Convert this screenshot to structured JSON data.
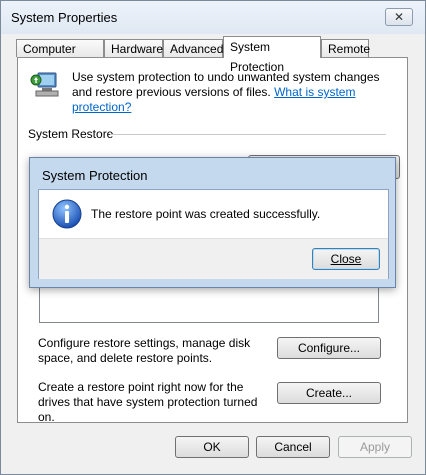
{
  "window": {
    "title": "System Properties",
    "close_glyph": "✕"
  },
  "tabs": [
    {
      "label": "Computer Name"
    },
    {
      "label": "Hardware"
    },
    {
      "label": "Advanced"
    },
    {
      "label": "System Protection",
      "active": true
    },
    {
      "label": "Remote"
    }
  ],
  "intro": {
    "text": "Use system protection to undo unwanted system changes and restore previous versions of files.",
    "link": "What is system protection?"
  },
  "system_restore": {
    "section_title": "System Restore"
  },
  "configure": {
    "description": "Configure restore settings, manage disk space, and delete restore points.",
    "button": "Configure..."
  },
  "create": {
    "description": "Create a restore point right now for the drives that have system protection turned on.",
    "button": "Create..."
  },
  "footer": {
    "ok": "OK",
    "cancel": "Cancel",
    "apply": "Apply"
  },
  "dialog": {
    "title": "System Protection",
    "message": "The restore point was created successfully.",
    "close_button": "Close"
  }
}
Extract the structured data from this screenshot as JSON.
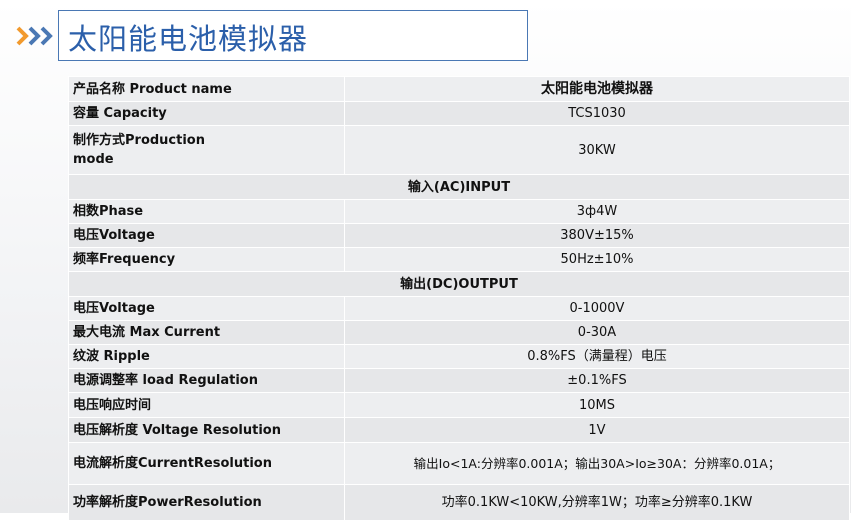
{
  "header": {
    "title": "太阳能电池模拟器"
  },
  "table": {
    "rows": [
      {
        "label": "产品名称 Product name",
        "value": "太阳能电池模拟器"
      },
      {
        "label": "容量 Capacity",
        "value": "TCS1030"
      },
      {
        "label": "制作方式Production mode",
        "value": "30KW"
      },
      {
        "section": "输入(AC)INPUT"
      },
      {
        "label": "相数Phase",
        "value": "3ф4W"
      },
      {
        "label": "电压Voltage",
        "value": "380V±15%"
      },
      {
        "label": "频率Frequency",
        "value": "50Hz±10%"
      },
      {
        "section": "输出(DC)OUTPUT"
      },
      {
        "label": "电压Voltage",
        "value": "0-1000V"
      },
      {
        "label": "最大电流 Max Current",
        "value": "0-30A"
      },
      {
        "label": "纹波 Ripple",
        "value": "0.8%FS（满量程）电压"
      },
      {
        "label": "电源调整率 load Regulation",
        "value": "±0.1%FS"
      },
      {
        "label": "电压响应时间",
        "value": "10MS"
      },
      {
        "label": "电压解析度 Voltage Resolution",
        "value": "1V"
      },
      {
        "label": "电流解析度CurrentResolution",
        "value": "输出Io<1A:分辨率0.001A；输出30A>Io≥30A：分辨率0.01A；"
      },
      {
        "label": "功率解析度PowerResolution",
        "value": "功率0.1KW<10KW,分辨率1W；功率≥分辨率0.1KW"
      }
    ]
  }
}
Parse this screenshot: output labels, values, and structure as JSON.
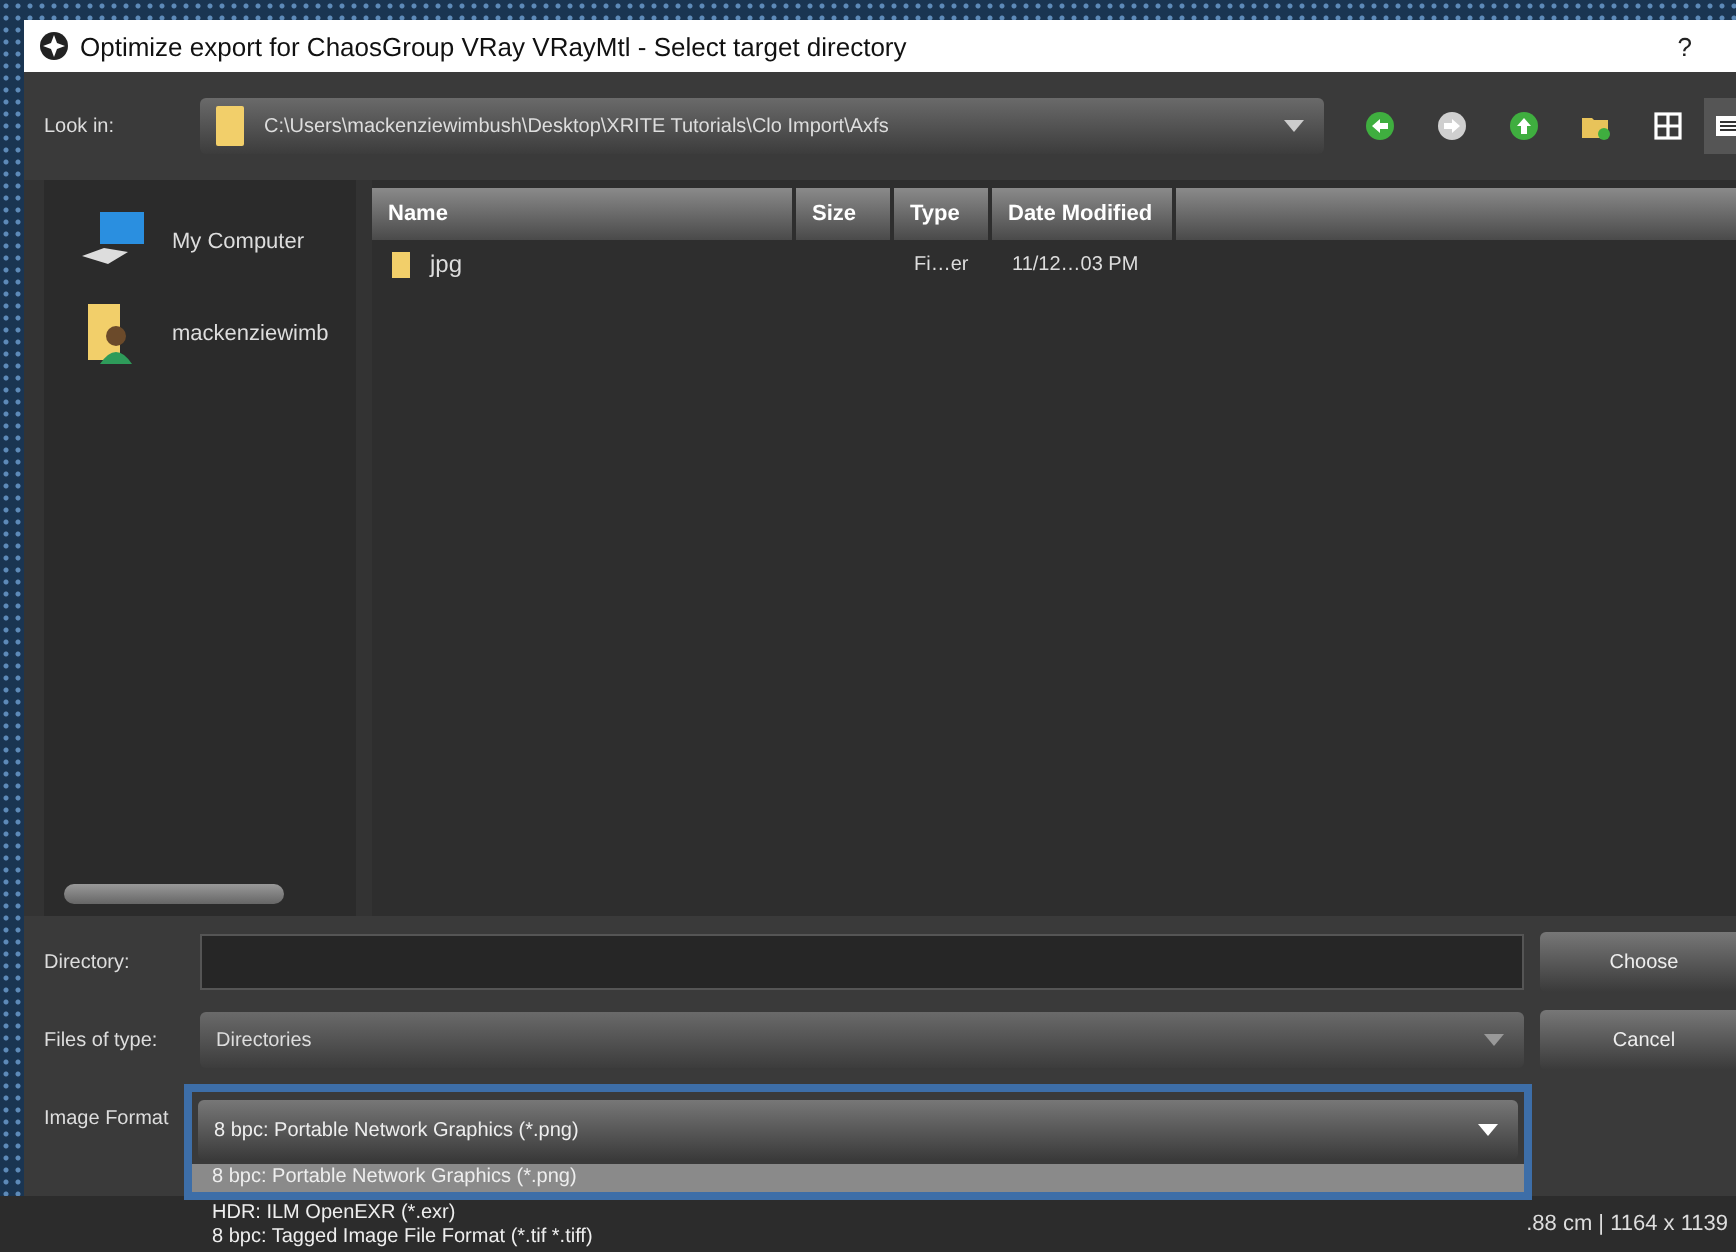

Exercise objective.
The records above are to be quoted exactly, with all pictures left out.

The completed task.
Convert this screenshot to structured JSON data.
{
  "window": {
    "title": "System Properties",
    "close_glyph": "✕"
  },
  "tabs": [
    {
      "label": "Computer Name"
    },
    {
      "label": "Hardware"
    },
    {
      "label": "Advanced"
    },
    {
      "label": "System Protection",
      "active": true
    },
    {
      "label": "Remote"
    }
  ],
  "intro": {
    "text": "Use system protection to undo unwanted system changes and restore previous versions of files.",
    "link": "What is system protection?"
  },
  "system_restore": {
    "section_title": "System Restore"
  },
  "configure": {
    "description": "Configure restore settings, manage disk space, and delete restore points.",
    "button": "Configure..."
  },
  "create": {
    "description": "Create a restore point right now for the drives that have system protection turned on.",
    "button": "Create..."
  },
  "footer": {
    "ok": "OK",
    "cancel": "Cancel",
    "apply": "Apply"
  },
  "dialog": {
    "title": "System Protection",
    "message": "The restore point was created successfully.",
    "close_button": "Close"
  }
}
Extract the structured data from this screenshot as JSON.
{
  "header": {
    "title": "太阳能电池模拟器"
  },
  "table": {
    "rows": [
      {
        "label": "产品名称 Product name",
        "value": "太阳能电池模拟器"
      },
      {
        "label": "容量 Capacity",
        "value": "TCS1030"
      },
      {
        "label": "制作方式Production mode",
        "value": "30KW"
      },
      {
        "section": "输入(AC)INPUT"
      },
      {
        "label": "相数Phase",
        "value": "3ф4W"
      },
      {
        "label": "电压Voltage",
        "value": "380V±15%"
      },
      {
        "label": "频率Frequency",
        "value": "50Hz±10%"
      },
      {
        "section": "输出(DC)OUTPUT"
      },
      {
        "label": "电压Voltage",
        "value": "0-1000V"
      },
      {
        "label": "最大电流 Max Current",
        "value": "0-30A"
      },
      {
        "label": "纹波 Ripple",
        "value": "0.8%FS（满量程）电压"
      },
      {
        "label": "电源调整率 load Regulation",
        "value": "±0.1%FS"
      },
      {
        "label": "电压响应时间",
        "value": "10MS"
      },
      {
        "label": "电压解析度 Voltage Resolution",
        "value": "1V"
      },
      {
        "label": "电流解析度CurrentResolution",
        "value": "输出Io<1A:分辨率0.001A；输出30A>Io≥30A：分辨率0.01A；"
      },
      {
        "label": "功率解析度PowerResolution",
        "value": "功率0.1KW<10KW,分辨率1W；功率≥分辨率0.1KW"
      }
    ]
  }
}
Parse this screenshot: output labels, values, and structure as JSON.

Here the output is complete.